Exercise data ::
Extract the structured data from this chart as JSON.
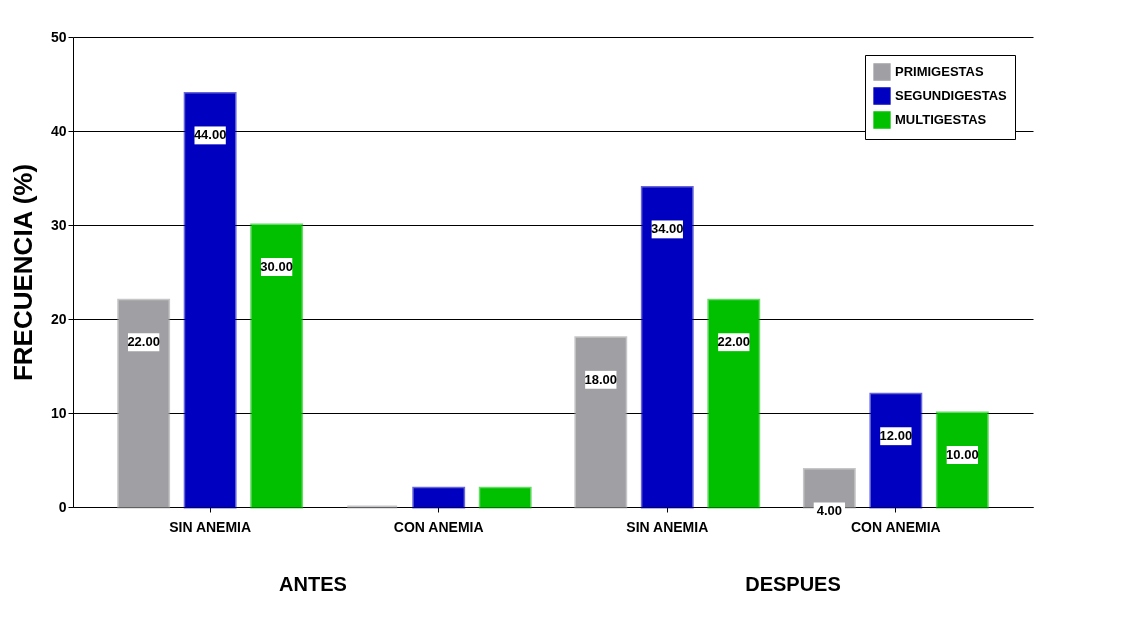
{
  "chart_data": {
    "type": "bar",
    "ylabel": "FRECUENCIA (%)",
    "categories": [
      "SIN ANEMIA",
      "CON ANEMIA",
      "SIN ANEMIA",
      "CON ANEMIA"
    ],
    "series": [
      {
        "name": "PRIMIGESTAS",
        "color": "#a0a0a4",
        "values": [
          22,
          0,
          18,
          4
        ],
        "value_labels": [
          "22.00",
          null,
          "18.00",
          "4.00"
        ]
      },
      {
        "name": "SEGUNDIGESTAS",
        "color": "#0000c0",
        "values": [
          44,
          2,
          34,
          12
        ],
        "value_labels": [
          "44.00",
          null,
          "34.00",
          "12.00"
        ]
      },
      {
        "name": "MULTIGESTAS",
        "color": "#00c000",
        "values": [
          30,
          2,
          22,
          10
        ],
        "value_labels": [
          "30.00",
          null,
          "22.00",
          "10.00"
        ]
      }
    ],
    "ylim": [
      0,
      50
    ],
    "yticks": [
      0,
      10,
      20,
      30,
      40,
      50
    ],
    "grid": "y",
    "legend": "top right",
    "annotations": [
      "ANTES",
      "DESPUES"
    ]
  }
}
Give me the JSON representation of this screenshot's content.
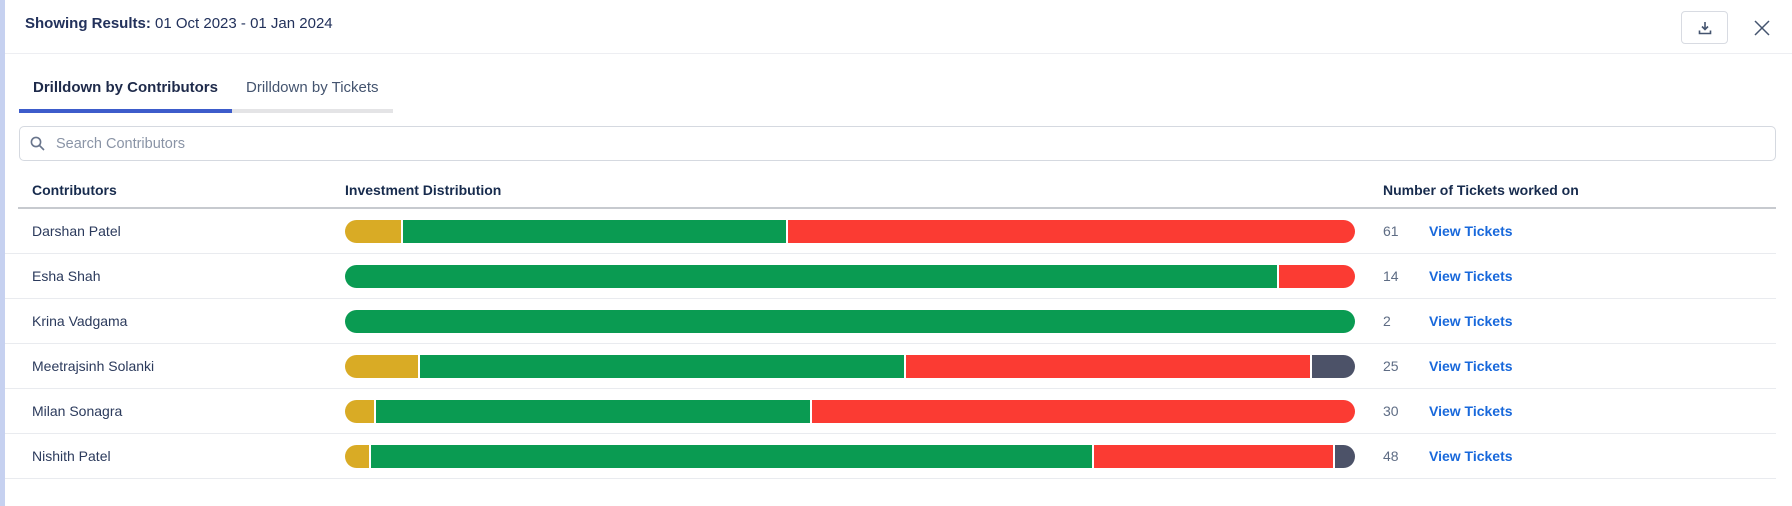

Goal ::
Show each line of the listing that holds the string "ANEMIA".

Solution below ::
      "SIN ANEMIA",
      "CON ANEMIA",
      "SIN ANEMIA",
      "CON ANEMIA"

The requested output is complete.